Stored data>
──────

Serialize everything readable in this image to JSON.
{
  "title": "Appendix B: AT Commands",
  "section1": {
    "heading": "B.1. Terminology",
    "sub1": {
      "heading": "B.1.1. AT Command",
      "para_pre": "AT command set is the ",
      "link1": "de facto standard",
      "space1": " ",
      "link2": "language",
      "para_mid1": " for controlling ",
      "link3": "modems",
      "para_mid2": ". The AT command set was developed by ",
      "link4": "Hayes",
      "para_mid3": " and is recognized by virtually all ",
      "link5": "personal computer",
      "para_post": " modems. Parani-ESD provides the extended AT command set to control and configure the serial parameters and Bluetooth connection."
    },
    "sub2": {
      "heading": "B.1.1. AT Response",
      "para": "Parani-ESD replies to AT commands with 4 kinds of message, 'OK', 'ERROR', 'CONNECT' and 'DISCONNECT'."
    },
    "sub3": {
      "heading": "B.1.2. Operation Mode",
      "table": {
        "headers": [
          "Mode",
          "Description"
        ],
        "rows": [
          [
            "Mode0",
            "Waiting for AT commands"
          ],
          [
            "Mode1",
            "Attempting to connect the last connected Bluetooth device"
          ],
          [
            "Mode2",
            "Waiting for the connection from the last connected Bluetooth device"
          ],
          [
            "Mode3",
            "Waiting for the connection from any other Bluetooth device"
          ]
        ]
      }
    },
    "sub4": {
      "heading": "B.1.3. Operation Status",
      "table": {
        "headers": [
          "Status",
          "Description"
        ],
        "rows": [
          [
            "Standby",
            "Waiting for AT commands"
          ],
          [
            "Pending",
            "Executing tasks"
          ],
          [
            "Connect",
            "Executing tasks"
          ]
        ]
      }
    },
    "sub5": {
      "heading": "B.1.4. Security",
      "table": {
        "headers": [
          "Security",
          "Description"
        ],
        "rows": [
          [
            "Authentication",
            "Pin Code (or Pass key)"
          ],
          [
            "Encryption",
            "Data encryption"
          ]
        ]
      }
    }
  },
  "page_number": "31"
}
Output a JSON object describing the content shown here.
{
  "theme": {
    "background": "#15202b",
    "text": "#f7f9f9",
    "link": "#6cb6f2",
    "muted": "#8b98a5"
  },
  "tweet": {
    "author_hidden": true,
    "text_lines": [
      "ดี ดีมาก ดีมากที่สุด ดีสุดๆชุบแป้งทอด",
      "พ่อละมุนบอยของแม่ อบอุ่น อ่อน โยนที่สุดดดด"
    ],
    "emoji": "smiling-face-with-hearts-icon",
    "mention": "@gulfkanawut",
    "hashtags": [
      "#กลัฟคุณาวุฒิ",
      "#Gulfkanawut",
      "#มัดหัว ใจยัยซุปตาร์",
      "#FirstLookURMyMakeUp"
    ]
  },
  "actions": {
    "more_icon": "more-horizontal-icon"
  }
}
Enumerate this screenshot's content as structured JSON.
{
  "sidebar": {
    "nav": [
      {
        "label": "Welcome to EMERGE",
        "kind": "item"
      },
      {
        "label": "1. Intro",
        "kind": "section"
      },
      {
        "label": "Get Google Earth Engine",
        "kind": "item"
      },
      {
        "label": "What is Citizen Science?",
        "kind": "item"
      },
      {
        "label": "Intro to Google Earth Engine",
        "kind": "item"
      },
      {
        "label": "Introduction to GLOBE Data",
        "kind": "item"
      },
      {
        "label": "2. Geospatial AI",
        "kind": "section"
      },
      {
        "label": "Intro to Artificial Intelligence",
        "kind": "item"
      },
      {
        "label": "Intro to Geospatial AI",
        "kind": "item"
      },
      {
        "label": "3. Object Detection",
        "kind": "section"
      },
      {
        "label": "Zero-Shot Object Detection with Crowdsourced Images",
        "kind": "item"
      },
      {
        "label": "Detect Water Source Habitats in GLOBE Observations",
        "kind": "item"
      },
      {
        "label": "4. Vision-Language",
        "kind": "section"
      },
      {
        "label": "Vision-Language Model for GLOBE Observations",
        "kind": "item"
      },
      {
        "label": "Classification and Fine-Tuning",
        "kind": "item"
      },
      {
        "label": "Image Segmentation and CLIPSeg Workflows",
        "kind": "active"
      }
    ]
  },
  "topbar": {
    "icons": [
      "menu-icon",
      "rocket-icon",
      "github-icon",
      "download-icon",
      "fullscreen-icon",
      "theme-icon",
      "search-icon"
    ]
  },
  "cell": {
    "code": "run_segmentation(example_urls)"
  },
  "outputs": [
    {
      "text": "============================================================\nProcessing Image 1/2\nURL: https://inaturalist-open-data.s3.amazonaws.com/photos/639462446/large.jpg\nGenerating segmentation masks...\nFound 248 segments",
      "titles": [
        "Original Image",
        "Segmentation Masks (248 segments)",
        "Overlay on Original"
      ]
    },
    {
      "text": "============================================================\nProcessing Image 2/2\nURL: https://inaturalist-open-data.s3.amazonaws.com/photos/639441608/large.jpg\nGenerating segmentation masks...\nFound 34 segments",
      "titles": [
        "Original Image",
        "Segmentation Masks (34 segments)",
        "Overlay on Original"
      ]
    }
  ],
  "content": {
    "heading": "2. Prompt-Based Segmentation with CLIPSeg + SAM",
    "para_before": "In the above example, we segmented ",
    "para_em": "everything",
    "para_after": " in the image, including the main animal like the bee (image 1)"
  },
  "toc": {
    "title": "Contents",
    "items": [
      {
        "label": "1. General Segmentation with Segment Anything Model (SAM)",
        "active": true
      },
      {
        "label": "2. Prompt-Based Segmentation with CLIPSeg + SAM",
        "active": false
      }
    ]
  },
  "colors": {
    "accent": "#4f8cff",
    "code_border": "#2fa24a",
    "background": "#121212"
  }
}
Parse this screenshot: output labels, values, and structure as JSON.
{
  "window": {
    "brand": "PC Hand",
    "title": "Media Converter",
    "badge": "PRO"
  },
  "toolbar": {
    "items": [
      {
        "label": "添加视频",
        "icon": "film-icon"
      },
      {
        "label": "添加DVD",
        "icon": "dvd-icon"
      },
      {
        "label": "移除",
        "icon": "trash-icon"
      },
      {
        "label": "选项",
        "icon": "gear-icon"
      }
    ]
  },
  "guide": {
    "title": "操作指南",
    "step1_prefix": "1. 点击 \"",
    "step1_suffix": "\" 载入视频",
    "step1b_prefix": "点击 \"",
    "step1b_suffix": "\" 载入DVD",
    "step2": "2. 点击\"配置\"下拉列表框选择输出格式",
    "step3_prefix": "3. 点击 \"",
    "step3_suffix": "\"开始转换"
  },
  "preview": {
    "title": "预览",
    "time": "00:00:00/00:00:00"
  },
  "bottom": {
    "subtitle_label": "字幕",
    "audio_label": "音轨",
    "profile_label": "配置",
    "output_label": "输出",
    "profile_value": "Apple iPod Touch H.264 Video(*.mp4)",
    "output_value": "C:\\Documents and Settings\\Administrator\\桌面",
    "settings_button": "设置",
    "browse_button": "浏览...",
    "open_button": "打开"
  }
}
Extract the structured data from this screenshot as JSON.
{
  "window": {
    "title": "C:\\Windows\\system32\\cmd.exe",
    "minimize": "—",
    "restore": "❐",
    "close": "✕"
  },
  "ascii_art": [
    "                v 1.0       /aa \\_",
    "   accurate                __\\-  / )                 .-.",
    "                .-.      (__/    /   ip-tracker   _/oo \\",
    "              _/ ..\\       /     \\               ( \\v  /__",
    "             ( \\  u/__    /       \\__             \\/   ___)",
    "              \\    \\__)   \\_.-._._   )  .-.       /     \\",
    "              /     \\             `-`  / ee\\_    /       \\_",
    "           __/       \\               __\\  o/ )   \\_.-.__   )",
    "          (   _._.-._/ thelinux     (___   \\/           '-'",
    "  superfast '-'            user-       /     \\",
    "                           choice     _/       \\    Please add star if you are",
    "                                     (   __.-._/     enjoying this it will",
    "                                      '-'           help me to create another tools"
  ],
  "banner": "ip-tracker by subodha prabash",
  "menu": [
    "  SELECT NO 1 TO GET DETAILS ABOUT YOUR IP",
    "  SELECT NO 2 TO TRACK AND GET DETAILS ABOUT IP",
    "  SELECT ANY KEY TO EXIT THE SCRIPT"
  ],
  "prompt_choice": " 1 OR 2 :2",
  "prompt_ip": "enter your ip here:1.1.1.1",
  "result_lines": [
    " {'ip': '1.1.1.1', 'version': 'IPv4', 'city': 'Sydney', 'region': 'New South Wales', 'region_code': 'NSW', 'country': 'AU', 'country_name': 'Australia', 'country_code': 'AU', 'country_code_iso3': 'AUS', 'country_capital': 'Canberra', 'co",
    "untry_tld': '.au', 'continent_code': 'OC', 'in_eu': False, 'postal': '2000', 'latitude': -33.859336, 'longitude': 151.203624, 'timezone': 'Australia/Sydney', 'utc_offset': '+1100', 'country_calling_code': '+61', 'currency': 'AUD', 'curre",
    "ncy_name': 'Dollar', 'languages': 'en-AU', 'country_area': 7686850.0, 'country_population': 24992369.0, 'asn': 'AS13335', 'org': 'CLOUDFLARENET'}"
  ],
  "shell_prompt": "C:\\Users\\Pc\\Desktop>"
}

──────

Above are some records. Count the lines among them with the word "SELECT", and answer with the number only.

3